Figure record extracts
——
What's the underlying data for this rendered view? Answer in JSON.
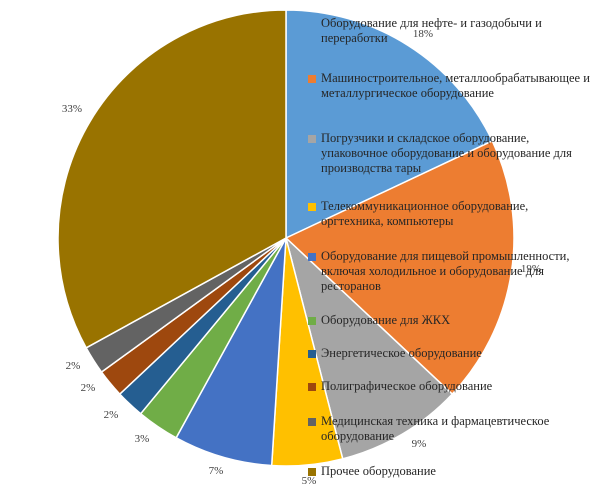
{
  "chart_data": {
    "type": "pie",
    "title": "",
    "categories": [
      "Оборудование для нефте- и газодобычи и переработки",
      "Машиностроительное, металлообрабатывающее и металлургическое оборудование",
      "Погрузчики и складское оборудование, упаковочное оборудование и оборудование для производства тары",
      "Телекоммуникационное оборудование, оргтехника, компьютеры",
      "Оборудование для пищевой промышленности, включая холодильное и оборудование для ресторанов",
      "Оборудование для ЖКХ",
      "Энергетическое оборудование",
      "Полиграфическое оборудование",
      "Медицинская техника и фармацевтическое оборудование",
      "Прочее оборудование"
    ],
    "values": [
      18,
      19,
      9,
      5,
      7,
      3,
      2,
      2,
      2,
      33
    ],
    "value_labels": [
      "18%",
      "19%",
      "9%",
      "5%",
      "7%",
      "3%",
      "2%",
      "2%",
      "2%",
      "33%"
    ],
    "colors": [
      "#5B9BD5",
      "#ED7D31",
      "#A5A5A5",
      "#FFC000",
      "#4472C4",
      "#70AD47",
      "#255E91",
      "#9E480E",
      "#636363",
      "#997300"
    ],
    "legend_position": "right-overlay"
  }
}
——
[STATED PROBLEM]
Without the pictures, return the entries exactly as they appear.

[RESULT FOR THIS EXERCISE]
What's the underlying data for this rendered view? Answer in JSON.
{
  "chart_data": {
    "type": "pie",
    "title": "",
    "categories": [
      "Оборудование для нефте- и газодобычи и переработки",
      "Машиностроительное, металлообрабатывающее и металлургическое оборудование",
      "Погрузчики и складское оборудование, упаковочное оборудование и оборудование для производства тары",
      "Телекоммуникационное оборудование, оргтехника, компьютеры",
      "Оборудование для пищевой промышленности, включая холодильное и оборудование для ресторанов",
      "Оборудование для ЖКХ",
      "Энергетическое оборудование",
      "Полиграфическое оборудование",
      "Медицинская техника и фармацевтическое оборудование",
      "Прочее оборудование"
    ],
    "values": [
      18,
      19,
      9,
      5,
      7,
      3,
      2,
      2,
      2,
      33
    ],
    "value_labels": [
      "18%",
      "19%",
      "9%",
      "5%",
      "7%",
      "3%",
      "2%",
      "2%",
      "2%",
      "33%"
    ],
    "colors": [
      "#5B9BD5",
      "#ED7D31",
      "#A5A5A5",
      "#FFC000",
      "#4472C4",
      "#70AD47",
      "#255E91",
      "#9E480E",
      "#636363",
      "#997300"
    ],
    "legend_position": "right-overlay"
  }
}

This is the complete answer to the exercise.